= What needs to be done =
Using the listing below, please gather every line containing the word "Power".

****************************************

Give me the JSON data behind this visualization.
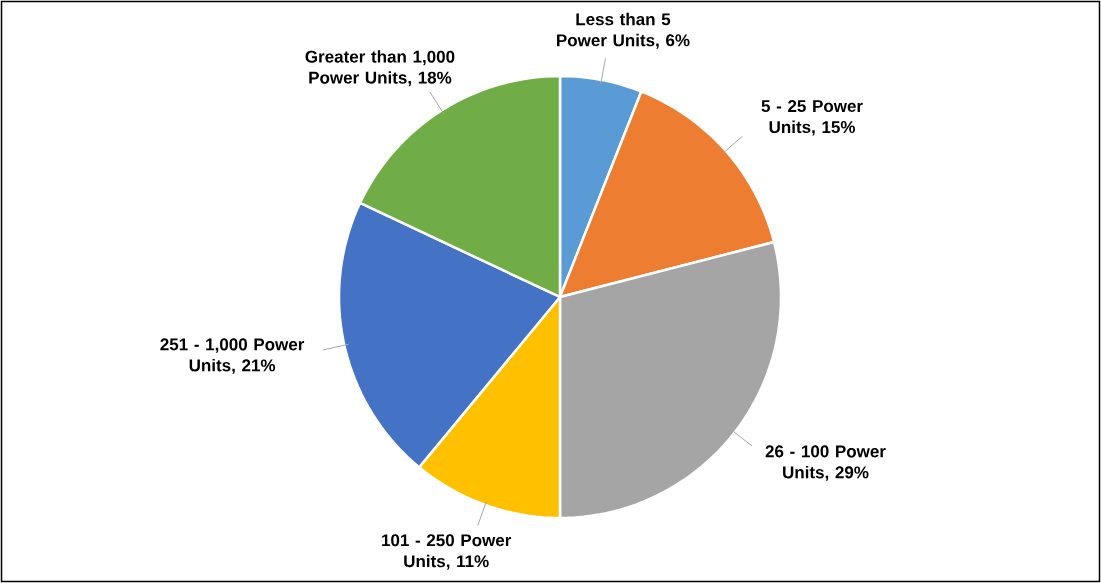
{
  "chart_data": {
    "type": "pie",
    "categories": [
      "Less than 5 Power Units, 6%",
      "5 - 25 Power Units, 15%",
      "26 - 100 Power Units, 29%",
      "101 - 250 Power Units, 11%",
      "251 - 1,000 Power Units, 21%",
      "Greater than 1,000 Power Units, 18%"
    ],
    "values": [
      6,
      15,
      29,
      11,
      21,
      18
    ],
    "colors": [
      "#5b9bd5",
      "#ed7d31",
      "#a5a5a5",
      "#ffc000",
      "#4472c4",
      "#70ad47"
    ]
  }
}
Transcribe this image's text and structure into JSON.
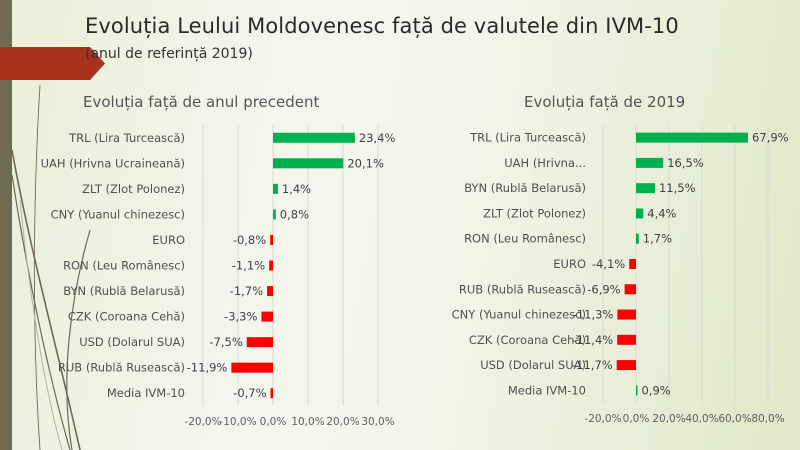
{
  "slide": {
    "title": "Evoluția Leului Moldovenesc față de valutele din IVM-10",
    "subtitle": "(anul de referință 2019)",
    "accent_color": "#a8321b",
    "sidebar_color": "#6f6a52"
  },
  "chart_data": [
    {
      "type": "bar",
      "orientation": "horizontal",
      "title": "Evoluția față de anul precedent",
      "categories": [
        "TRL (Lira Turcească)",
        "UAH (Hrivna Ucraineană)",
        "ZLT (Zlot Polonez)",
        "CNY (Yuanul chinezesc)",
        "EURO",
        "RON (Leu Românesc)",
        "BYN (Rublă Belarusă)",
        "CZK (Coroana Cehă)",
        "USD (Dolarul SUA)",
        "RUB (Rublă Rusească)",
        "Media IVM-10"
      ],
      "values": [
        23.4,
        20.1,
        1.4,
        0.8,
        -0.8,
        -1.1,
        -1.7,
        -3.3,
        -7.5,
        -11.9,
        -0.7
      ],
      "data_labels": [
        "23,4%",
        "20,1%",
        "1,4%",
        "0,8%",
        "-0,8%",
        "-1,1%",
        "-1,7%",
        "-3,3%",
        "-7,5%",
        "-11,9%",
        "-0,7%"
      ],
      "xlim": [
        -20,
        30
      ],
      "x_ticks": [
        -20,
        -10,
        0,
        10,
        20,
        30
      ],
      "x_tick_labels": [
        "-20,0%",
        "-10,0%",
        "0,0%",
        "10,0%",
        "20,0%",
        "30,0%"
      ],
      "grid": true,
      "positive_color": "#00b050",
      "negative_color": "#ff0000"
    },
    {
      "type": "bar",
      "orientation": "horizontal",
      "title": "Evoluția față de 2019",
      "categories": [
        "TRL (Lira Turcească)",
        "UAH (Hrivna...",
        "BYN (Rublă Belarusă)",
        "ZLT (Zlot Polonez)",
        "RON (Leu Românesc)",
        "EURO",
        "RUB (Rublă Rusească)",
        "CNY (Yuanul chinezesc)",
        "CZK (Coroana Cehă)",
        "USD (Dolarul SUA)",
        "Media IVM-10"
      ],
      "values": [
        67.9,
        16.5,
        11.5,
        4.4,
        1.7,
        -4.1,
        -6.9,
        -11.3,
        -11.4,
        -11.7,
        0.9
      ],
      "data_labels": [
        "67,9%",
        "16,5%",
        "11,5%",
        "4,4%",
        "1,7%",
        "-4,1%",
        "-6,9%",
        "-11,3%",
        "-11,4%",
        "-11,7%",
        "0,9%"
      ],
      "xlim": [
        -20,
        80
      ],
      "x_ticks": [
        -20,
        0,
        20,
        40,
        60,
        80
      ],
      "x_tick_labels": [
        "-20,0%",
        "0,0%",
        "20,0%",
        "40,0%",
        "60,0%",
        "80,0%"
      ],
      "grid": true,
      "positive_color": "#00b050",
      "negative_color": "#ff0000"
    }
  ]
}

****************************************

= Solution to the problem =
      "Less than 5 Power Units, 6%",
      "5 - 25 Power Units, 15%",
      "26 - 100 Power Units, 29%",
      "101 - 250 Power Units, 11%",
      "251 - 1,000 Power Units, 21%",
      "Greater than 1,000 Power Units, 18%"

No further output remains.